**RECORDS SUPPLIED:**
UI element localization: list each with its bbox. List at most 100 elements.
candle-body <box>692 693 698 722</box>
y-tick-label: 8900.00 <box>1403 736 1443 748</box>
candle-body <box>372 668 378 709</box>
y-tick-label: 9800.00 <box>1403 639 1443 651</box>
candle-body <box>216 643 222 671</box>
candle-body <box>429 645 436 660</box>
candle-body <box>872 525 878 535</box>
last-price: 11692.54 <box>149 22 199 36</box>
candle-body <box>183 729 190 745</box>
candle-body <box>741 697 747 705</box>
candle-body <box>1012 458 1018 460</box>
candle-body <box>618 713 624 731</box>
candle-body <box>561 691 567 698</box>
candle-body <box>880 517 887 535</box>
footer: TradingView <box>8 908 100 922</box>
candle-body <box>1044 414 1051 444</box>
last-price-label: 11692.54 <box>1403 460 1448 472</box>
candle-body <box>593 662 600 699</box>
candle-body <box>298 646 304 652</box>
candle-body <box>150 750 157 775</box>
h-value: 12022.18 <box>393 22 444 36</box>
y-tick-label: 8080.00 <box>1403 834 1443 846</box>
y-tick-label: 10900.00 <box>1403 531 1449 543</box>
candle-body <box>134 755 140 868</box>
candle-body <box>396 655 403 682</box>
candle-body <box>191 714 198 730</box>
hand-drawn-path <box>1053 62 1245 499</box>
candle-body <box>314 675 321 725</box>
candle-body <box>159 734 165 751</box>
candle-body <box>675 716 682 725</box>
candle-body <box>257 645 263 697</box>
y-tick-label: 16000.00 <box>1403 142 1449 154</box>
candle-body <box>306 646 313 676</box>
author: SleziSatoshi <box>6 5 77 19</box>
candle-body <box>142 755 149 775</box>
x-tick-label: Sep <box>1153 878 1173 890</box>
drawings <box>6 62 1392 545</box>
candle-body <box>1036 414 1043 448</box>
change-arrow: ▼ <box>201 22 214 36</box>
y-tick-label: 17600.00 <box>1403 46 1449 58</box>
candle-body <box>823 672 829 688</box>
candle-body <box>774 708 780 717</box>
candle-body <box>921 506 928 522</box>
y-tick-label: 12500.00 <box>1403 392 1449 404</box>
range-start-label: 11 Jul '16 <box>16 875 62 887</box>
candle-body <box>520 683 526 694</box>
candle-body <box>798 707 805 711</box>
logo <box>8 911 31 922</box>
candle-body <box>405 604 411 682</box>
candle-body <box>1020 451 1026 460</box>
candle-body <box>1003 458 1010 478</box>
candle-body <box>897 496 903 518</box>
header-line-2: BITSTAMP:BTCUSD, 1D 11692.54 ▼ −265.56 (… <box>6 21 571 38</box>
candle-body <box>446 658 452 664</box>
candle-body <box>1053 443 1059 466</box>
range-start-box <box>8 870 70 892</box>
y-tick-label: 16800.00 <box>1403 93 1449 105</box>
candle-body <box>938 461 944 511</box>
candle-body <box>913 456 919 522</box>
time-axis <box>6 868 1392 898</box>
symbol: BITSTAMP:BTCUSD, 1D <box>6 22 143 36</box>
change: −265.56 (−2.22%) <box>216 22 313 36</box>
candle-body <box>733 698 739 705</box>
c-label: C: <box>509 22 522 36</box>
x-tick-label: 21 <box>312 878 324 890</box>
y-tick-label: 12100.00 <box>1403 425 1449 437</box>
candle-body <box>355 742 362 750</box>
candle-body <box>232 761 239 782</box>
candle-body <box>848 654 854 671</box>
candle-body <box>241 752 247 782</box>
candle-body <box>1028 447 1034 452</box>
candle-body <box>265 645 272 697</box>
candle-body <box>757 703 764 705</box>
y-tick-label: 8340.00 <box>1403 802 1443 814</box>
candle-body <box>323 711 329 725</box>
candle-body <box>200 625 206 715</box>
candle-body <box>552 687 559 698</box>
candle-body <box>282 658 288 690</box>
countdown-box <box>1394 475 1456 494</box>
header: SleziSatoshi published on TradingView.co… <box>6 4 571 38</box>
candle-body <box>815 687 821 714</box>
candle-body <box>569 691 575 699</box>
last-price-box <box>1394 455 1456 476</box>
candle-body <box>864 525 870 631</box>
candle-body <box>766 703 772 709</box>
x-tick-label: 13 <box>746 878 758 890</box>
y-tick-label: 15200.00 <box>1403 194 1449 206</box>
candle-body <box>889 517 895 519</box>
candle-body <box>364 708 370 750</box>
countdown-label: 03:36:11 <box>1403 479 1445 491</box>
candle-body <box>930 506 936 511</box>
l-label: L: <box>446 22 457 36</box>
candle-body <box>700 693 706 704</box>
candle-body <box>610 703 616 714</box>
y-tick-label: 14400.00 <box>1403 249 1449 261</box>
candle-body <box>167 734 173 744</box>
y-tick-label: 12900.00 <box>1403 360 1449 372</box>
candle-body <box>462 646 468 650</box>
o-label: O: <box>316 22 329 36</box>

==

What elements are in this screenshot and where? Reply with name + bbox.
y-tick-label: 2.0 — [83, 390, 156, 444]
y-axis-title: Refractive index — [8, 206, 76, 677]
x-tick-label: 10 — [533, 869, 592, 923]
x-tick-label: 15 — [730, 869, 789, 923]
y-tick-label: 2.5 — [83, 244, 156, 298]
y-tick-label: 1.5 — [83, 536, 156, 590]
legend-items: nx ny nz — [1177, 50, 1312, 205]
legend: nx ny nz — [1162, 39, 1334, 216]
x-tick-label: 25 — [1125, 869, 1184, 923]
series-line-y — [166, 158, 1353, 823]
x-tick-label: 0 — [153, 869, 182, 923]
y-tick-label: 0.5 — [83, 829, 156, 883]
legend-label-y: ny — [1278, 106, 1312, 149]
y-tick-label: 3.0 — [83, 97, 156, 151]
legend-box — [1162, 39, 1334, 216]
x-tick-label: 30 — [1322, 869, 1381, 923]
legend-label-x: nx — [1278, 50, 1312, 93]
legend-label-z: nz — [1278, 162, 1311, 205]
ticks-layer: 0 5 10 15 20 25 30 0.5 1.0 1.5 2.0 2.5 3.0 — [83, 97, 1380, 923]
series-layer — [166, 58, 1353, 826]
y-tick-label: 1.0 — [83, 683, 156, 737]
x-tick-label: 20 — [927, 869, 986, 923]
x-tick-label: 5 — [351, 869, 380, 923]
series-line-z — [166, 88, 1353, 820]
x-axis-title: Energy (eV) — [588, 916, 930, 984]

==

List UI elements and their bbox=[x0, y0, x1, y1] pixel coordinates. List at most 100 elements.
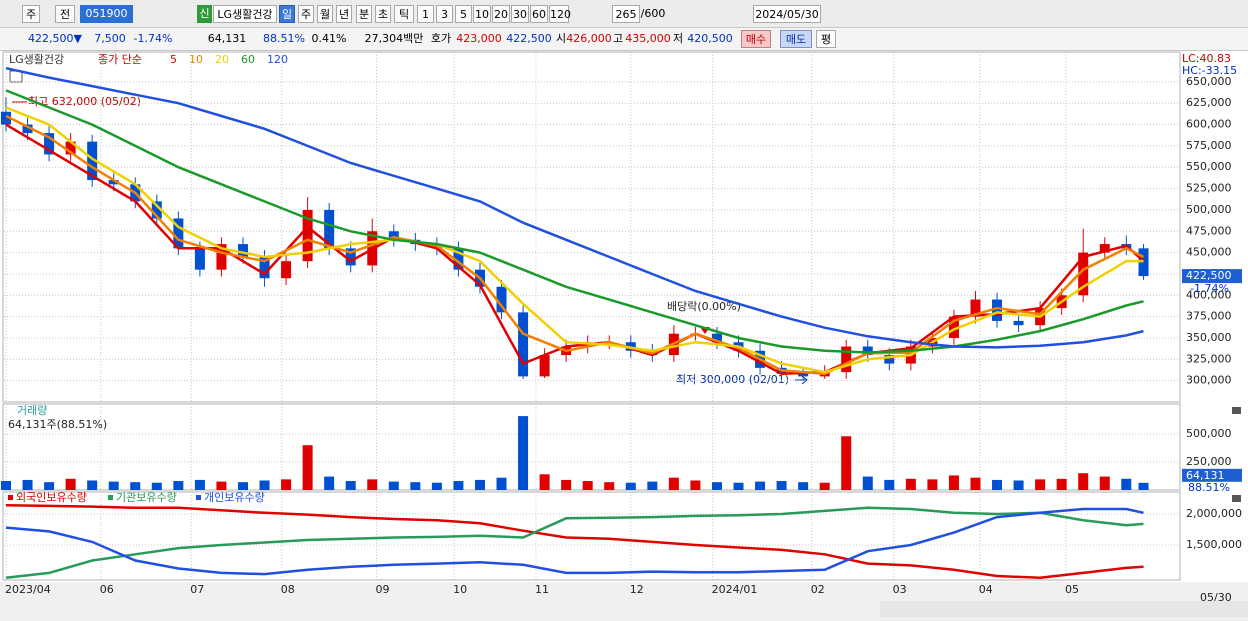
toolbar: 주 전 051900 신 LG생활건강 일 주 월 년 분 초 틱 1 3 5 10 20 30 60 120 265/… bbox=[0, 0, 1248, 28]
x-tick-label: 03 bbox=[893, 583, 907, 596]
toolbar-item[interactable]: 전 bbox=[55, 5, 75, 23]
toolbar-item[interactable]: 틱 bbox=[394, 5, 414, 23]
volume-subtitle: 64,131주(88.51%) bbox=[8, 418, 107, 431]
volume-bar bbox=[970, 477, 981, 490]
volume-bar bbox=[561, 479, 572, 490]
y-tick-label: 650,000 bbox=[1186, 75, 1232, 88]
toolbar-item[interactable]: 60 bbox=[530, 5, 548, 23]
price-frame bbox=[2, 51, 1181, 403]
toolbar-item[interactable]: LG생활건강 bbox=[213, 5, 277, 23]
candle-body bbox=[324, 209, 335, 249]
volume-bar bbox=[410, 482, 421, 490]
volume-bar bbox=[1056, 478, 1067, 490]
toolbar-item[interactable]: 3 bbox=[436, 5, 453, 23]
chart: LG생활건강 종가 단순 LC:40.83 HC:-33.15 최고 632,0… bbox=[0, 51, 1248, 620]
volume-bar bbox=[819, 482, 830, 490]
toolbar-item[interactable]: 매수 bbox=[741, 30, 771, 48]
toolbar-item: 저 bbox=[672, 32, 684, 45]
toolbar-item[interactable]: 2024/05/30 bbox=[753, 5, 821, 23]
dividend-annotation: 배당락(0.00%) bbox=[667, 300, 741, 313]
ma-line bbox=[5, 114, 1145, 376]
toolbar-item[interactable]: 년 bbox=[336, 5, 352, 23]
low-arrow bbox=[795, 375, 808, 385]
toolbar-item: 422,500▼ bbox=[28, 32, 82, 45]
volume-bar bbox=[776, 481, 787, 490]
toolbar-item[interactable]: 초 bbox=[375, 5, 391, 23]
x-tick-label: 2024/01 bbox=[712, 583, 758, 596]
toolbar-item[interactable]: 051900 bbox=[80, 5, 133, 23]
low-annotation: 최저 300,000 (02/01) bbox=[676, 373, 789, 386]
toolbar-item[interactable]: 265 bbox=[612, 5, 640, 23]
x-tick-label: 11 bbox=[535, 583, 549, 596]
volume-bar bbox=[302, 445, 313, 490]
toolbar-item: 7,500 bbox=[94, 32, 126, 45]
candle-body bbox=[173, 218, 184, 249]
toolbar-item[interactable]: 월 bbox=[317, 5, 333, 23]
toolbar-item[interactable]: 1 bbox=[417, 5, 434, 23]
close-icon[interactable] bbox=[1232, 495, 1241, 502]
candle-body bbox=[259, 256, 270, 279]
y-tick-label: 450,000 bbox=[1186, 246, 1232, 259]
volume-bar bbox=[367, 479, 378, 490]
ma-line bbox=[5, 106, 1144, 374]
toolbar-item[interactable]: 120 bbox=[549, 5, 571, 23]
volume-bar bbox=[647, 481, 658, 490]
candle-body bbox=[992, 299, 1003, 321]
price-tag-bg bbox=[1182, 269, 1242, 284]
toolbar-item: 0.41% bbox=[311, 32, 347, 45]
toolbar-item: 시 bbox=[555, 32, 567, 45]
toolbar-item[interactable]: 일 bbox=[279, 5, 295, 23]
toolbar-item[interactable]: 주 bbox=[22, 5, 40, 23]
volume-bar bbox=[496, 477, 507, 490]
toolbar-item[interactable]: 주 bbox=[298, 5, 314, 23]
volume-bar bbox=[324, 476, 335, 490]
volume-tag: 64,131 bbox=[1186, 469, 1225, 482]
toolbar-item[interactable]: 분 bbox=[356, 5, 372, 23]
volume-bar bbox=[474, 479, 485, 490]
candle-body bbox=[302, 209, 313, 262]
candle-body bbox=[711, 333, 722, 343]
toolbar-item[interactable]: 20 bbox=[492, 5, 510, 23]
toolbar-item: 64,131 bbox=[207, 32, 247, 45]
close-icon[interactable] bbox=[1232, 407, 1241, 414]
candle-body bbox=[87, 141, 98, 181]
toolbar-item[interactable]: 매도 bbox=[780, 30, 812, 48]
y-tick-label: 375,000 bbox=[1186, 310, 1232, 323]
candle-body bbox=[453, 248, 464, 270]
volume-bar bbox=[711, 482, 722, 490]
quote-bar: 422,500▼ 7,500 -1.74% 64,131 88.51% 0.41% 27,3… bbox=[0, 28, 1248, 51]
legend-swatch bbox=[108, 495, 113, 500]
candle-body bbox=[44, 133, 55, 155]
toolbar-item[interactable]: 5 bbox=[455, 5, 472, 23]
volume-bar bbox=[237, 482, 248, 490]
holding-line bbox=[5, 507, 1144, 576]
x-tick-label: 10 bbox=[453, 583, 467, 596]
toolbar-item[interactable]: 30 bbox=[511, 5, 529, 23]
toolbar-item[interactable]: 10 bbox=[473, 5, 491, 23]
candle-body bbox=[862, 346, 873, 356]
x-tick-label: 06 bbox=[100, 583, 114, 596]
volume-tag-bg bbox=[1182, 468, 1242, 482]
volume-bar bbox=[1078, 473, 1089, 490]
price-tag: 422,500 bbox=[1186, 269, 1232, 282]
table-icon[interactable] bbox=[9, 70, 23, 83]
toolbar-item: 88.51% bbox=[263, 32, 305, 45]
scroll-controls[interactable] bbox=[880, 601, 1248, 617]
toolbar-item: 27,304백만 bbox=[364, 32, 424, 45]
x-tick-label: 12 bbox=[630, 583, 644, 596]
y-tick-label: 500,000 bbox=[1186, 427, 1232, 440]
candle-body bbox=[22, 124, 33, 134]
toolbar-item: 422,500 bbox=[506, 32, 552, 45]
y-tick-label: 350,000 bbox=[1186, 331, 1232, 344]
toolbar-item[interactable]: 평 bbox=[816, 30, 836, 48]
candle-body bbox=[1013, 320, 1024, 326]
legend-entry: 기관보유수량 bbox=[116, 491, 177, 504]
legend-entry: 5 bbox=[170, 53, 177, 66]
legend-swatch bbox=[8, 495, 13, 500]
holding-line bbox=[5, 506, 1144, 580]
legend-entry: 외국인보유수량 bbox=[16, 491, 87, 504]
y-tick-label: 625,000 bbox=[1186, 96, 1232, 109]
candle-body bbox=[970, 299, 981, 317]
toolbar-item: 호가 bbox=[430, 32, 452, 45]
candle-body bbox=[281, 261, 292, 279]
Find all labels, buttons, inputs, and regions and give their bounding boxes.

**STATED GOAL:**
Copy out word for word every line from the one containing "UI element localization: list" up to and including the one containing "y-tick-label: 10900.00 <box>1403" in the listing.

**ANSWER TO THIS EXERCISE:**
UI element localization: list each with its bbox. List at most 100 elements.
candle-body <box>692 693 698 722</box>
y-tick-label: 8900.00 <box>1403 736 1443 748</box>
candle-body <box>372 668 378 709</box>
y-tick-label: 9800.00 <box>1403 639 1443 651</box>
candle-body <box>216 643 222 671</box>
candle-body <box>429 645 436 660</box>
candle-body <box>872 525 878 535</box>
last-price: 11692.54 <box>149 22 199 36</box>
candle-body <box>183 729 190 745</box>
candle-body <box>741 697 747 705</box>
candle-body <box>1012 458 1018 460</box>
candle-body <box>618 713 624 731</box>
candle-body <box>561 691 567 698</box>
candle-body <box>880 517 887 535</box>
footer: TradingView <box>8 908 100 922</box>
candle-body <box>1044 414 1051 444</box>
last-price-label: 11692.54 <box>1403 460 1448 472</box>
candle-body <box>593 662 600 699</box>
candle-body <box>298 646 304 652</box>
candle-body <box>150 750 157 775</box>
h-value: 12022.18 <box>393 22 444 36</box>
y-tick-label: 8080.00 <box>1403 834 1443 846</box>
y-tick-label: 10900.00 <box>1403 531 1449 543</box>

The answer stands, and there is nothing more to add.